_Task objective_:
Which lines in the records below contain the word "JSON"? Copy each one out.

--- start of Information supplied ---

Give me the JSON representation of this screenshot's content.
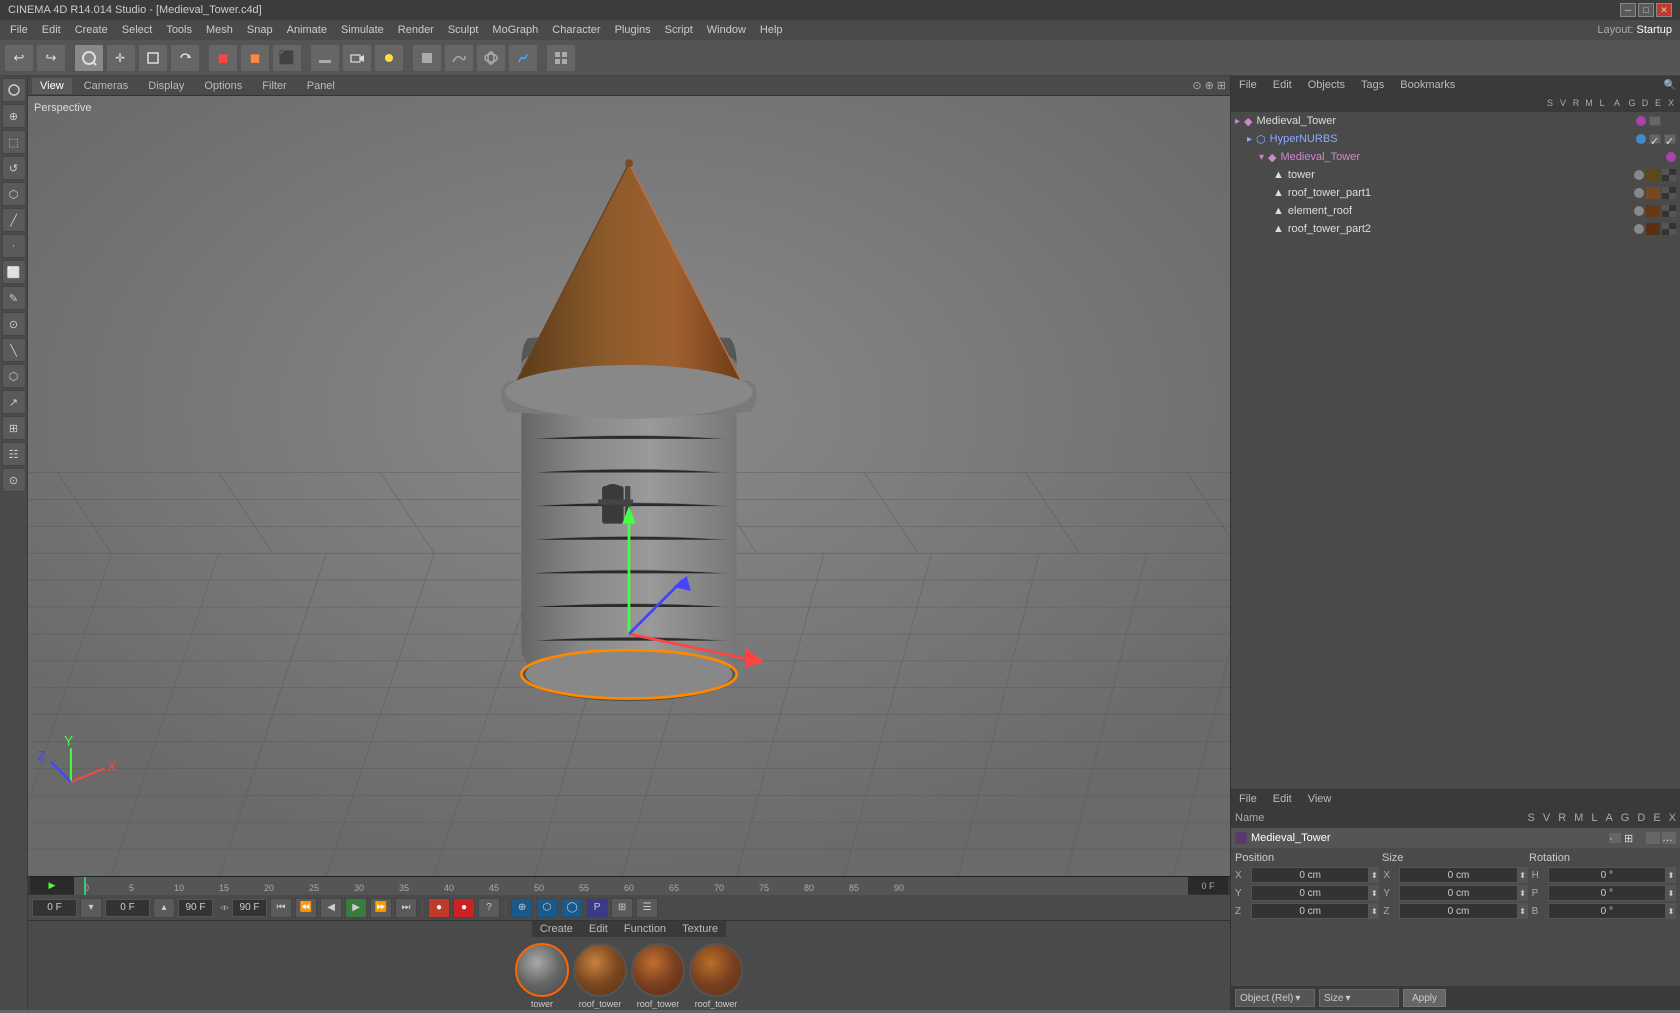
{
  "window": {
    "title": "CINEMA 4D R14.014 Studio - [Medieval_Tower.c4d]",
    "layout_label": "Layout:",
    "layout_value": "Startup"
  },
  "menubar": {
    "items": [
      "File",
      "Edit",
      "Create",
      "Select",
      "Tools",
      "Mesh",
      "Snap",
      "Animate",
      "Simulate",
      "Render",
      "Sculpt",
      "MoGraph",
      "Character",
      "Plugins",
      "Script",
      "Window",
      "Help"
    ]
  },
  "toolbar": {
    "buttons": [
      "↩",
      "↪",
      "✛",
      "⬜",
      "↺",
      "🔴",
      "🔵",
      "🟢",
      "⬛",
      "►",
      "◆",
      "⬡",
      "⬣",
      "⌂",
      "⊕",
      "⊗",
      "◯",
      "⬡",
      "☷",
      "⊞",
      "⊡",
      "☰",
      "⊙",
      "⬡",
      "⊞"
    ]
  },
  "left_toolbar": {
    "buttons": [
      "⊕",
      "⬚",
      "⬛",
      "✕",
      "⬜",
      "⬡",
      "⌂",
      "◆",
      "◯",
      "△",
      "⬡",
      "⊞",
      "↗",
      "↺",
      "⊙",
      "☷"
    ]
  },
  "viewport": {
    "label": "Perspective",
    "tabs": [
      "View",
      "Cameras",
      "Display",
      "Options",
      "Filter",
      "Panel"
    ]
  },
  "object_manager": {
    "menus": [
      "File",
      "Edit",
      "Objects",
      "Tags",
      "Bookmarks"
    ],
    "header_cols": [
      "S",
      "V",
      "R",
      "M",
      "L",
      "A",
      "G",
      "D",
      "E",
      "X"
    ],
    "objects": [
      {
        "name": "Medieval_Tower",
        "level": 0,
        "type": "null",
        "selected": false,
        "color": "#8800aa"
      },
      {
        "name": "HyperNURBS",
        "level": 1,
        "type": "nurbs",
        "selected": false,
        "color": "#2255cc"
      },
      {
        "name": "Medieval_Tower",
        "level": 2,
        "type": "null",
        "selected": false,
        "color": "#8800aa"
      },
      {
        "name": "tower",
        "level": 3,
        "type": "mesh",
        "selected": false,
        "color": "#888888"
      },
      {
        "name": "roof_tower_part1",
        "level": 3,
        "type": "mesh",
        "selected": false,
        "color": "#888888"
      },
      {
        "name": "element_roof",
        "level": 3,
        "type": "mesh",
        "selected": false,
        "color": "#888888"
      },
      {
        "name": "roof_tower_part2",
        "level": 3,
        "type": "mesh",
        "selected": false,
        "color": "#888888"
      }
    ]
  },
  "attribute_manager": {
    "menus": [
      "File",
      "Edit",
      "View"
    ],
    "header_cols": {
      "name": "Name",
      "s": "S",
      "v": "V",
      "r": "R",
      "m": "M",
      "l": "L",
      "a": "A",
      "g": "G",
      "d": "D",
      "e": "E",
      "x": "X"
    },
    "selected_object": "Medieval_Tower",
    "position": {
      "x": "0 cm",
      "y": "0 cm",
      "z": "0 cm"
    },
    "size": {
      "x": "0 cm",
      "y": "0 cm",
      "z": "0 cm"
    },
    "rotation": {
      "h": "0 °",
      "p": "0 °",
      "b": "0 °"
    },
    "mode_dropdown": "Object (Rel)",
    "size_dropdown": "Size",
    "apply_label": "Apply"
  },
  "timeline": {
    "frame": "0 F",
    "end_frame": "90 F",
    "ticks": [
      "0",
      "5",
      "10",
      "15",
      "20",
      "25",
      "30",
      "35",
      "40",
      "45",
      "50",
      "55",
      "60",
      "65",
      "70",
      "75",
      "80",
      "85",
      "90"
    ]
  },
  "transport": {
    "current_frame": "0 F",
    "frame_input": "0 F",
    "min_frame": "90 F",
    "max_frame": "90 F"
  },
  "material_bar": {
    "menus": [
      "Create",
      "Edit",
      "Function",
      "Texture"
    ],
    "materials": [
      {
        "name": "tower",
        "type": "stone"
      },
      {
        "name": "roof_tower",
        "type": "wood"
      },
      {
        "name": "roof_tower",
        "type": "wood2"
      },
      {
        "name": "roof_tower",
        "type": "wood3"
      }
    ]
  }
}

--- end of Information supplied ---
--- start of Information supplied ---

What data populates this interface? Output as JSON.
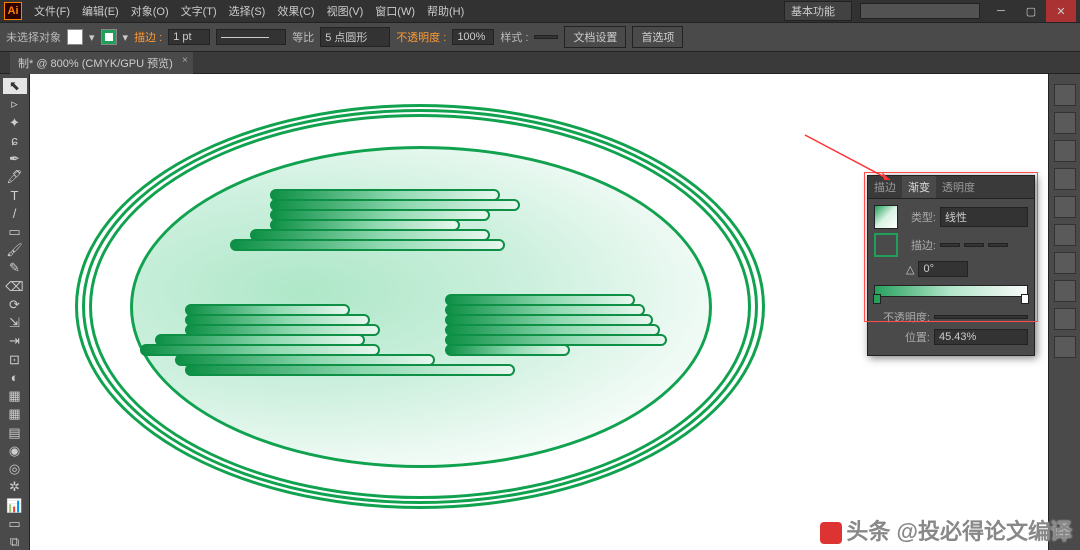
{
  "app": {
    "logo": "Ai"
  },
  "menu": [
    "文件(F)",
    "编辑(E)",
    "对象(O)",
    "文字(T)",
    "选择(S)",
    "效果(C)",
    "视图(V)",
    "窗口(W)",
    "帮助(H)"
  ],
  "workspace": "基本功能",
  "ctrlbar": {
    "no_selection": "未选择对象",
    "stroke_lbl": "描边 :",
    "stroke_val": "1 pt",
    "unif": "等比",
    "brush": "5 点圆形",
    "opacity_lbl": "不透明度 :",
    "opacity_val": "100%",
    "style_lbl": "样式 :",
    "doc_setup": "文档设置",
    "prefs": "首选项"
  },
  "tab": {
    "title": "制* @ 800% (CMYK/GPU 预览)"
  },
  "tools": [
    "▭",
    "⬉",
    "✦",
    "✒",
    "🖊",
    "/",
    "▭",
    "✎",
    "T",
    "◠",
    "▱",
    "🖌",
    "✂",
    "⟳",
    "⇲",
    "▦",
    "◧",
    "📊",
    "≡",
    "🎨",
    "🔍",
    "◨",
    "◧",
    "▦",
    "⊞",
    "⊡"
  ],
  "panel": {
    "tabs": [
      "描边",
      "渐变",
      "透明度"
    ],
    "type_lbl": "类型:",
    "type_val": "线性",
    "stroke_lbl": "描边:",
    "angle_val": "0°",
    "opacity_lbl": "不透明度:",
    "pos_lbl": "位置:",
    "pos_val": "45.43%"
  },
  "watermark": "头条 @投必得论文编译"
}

--- end of Information supplied ---

_The answer_:
Give me the JSON representation of this screenshot's content.
What data populates this interface? Output as JSON.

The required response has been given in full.